[Collected data]
+ + + + + + +

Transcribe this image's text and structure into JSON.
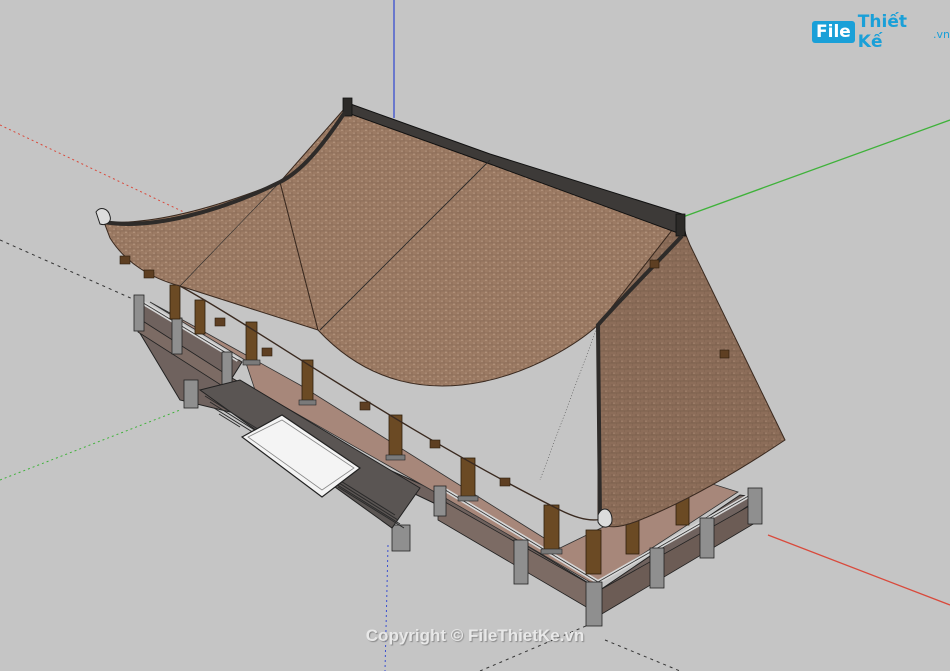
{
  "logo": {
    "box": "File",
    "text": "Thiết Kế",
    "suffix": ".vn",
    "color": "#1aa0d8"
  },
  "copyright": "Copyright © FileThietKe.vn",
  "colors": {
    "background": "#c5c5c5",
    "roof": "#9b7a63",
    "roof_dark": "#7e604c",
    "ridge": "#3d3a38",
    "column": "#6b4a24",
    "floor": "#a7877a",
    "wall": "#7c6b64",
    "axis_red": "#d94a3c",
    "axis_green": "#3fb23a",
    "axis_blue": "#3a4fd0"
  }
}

+ + + + + + +

YOUR GOAL →
Except for the pictures, print the data above exactly.

PROBLEM SOLUTION →
Transcribe this image's text and structure into JSON.
{
  "logo": {
    "box": "File",
    "text": "Thiết Kế",
    "suffix": ".vn",
    "color": "#1aa0d8"
  },
  "copyright": "Copyright © FileThietKe.vn",
  "colors": {
    "background": "#c5c5c5",
    "roof": "#9b7a63",
    "roof_dark": "#7e604c",
    "ridge": "#3d3a38",
    "column": "#6b4a24",
    "floor": "#a7877a",
    "wall": "#7c6b64",
    "axis_red": "#d94a3c",
    "axis_green": "#3fb23a",
    "axis_blue": "#3a4fd0"
  }
}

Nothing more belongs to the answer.